#### Material supplied ####

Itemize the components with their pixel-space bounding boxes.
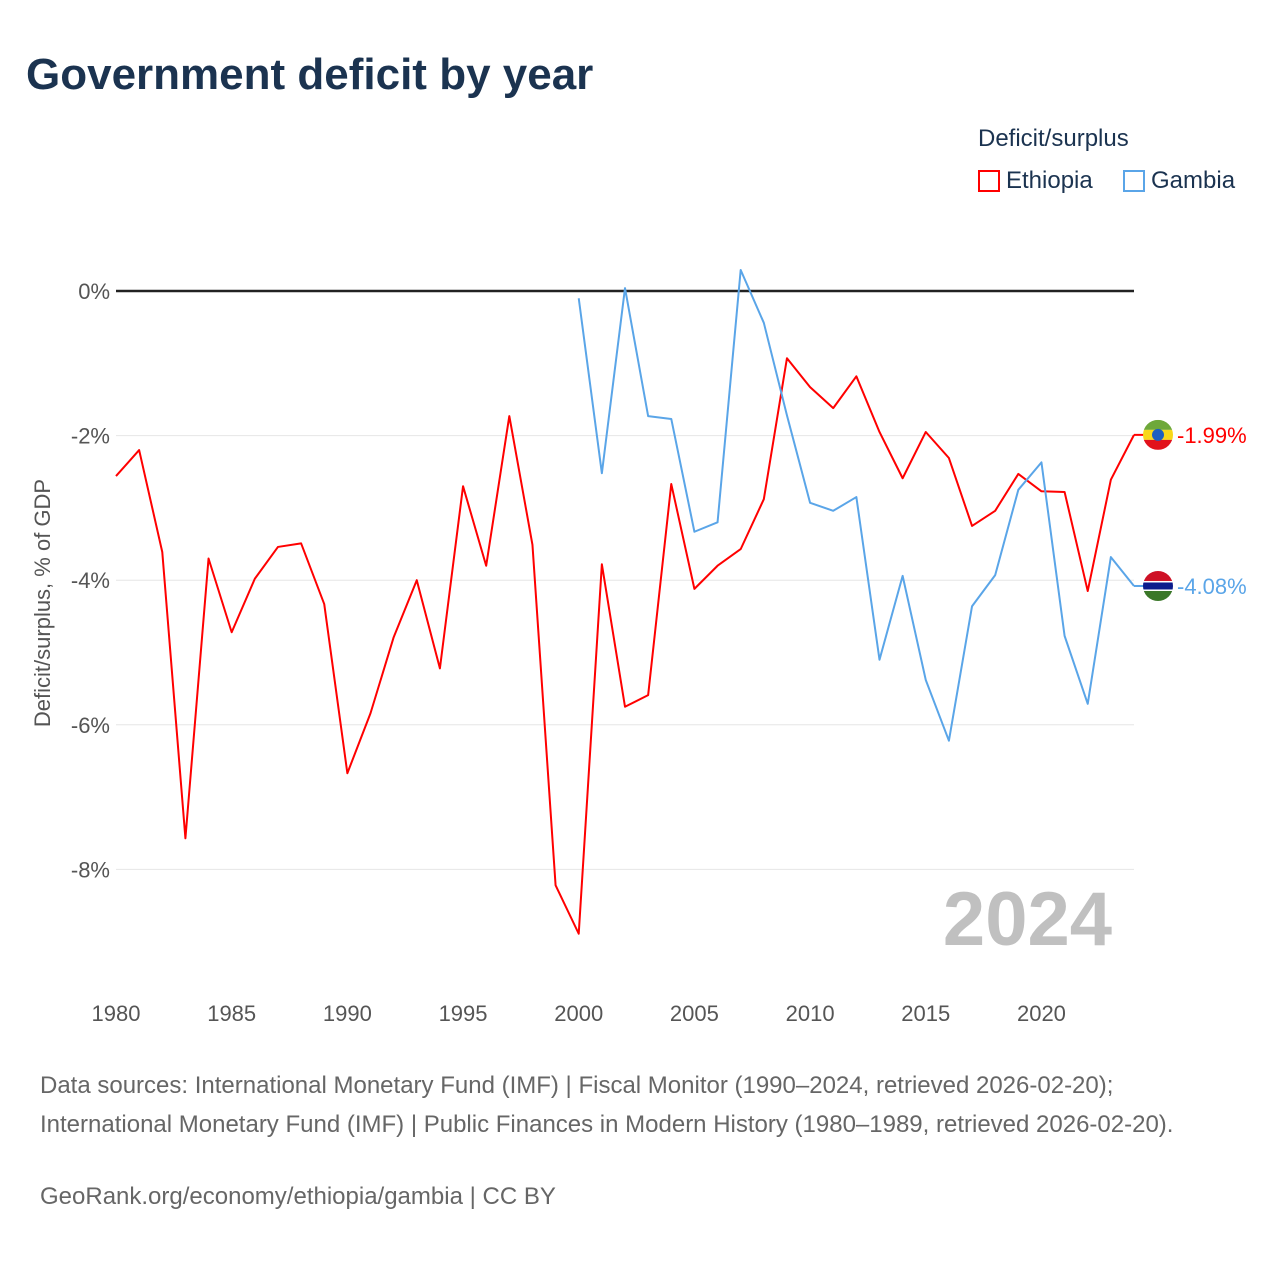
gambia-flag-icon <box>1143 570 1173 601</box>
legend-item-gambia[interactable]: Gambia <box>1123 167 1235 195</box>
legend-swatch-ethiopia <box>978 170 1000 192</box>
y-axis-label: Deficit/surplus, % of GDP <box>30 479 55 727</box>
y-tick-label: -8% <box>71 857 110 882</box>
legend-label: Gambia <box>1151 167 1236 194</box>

####

Please render the material above as a numbered list, skipping any blank lines and leaving out the pictures.

### Task solution
1. Itemize the components with their pixel-space bounding boxes.
2. gambia-flag-icon <box>1143 570 1173 601</box>
3. legend-item-gambia[interactable]: Gambia <box>1123 167 1235 195</box>
4. legend-swatch-ethiopia <box>978 170 1000 192</box>
5. y-axis-label: Deficit/surplus, % of GDP <box>30 479 55 727</box>
6. y-tick-label: -8% <box>71 857 110 882</box>
7. legend-label: Gambia <box>1151 167 1236 194</box>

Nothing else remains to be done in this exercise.